Provided records –
Begin
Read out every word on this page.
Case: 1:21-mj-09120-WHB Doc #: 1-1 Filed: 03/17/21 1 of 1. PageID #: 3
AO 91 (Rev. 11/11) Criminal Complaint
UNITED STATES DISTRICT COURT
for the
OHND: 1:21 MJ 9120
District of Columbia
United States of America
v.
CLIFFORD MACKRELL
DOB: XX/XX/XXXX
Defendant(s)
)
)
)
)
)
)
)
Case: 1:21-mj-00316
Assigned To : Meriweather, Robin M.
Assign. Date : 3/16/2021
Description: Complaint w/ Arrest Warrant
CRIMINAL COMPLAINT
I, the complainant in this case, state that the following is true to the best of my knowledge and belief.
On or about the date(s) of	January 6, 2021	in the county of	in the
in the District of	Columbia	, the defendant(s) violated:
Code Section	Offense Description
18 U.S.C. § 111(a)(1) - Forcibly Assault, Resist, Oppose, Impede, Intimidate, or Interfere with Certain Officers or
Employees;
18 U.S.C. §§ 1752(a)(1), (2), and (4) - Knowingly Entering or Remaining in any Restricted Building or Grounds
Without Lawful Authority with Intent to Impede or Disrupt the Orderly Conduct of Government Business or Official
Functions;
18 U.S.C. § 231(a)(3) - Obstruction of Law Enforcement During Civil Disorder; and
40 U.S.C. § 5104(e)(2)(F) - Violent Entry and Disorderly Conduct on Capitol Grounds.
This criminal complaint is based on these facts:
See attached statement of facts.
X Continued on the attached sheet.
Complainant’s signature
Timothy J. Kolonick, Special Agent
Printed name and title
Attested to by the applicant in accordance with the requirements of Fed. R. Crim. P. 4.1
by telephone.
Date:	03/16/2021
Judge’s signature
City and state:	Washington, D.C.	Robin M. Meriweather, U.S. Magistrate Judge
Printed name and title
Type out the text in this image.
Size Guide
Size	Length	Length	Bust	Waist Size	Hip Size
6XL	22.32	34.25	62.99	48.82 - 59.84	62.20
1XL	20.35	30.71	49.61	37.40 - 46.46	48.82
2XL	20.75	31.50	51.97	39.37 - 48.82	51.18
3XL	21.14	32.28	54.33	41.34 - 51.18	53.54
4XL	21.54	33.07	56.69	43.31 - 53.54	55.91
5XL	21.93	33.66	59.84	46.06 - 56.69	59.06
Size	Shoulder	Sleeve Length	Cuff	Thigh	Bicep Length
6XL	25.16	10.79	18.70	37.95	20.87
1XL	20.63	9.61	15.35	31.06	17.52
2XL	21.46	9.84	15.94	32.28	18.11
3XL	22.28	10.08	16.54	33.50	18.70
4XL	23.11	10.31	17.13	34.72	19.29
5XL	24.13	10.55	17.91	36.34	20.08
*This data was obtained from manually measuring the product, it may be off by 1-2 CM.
End
What to do – Each line that holds the word "signature" is to be copied.

Solution to this problem –
Complainant’s signature
Judge’s signature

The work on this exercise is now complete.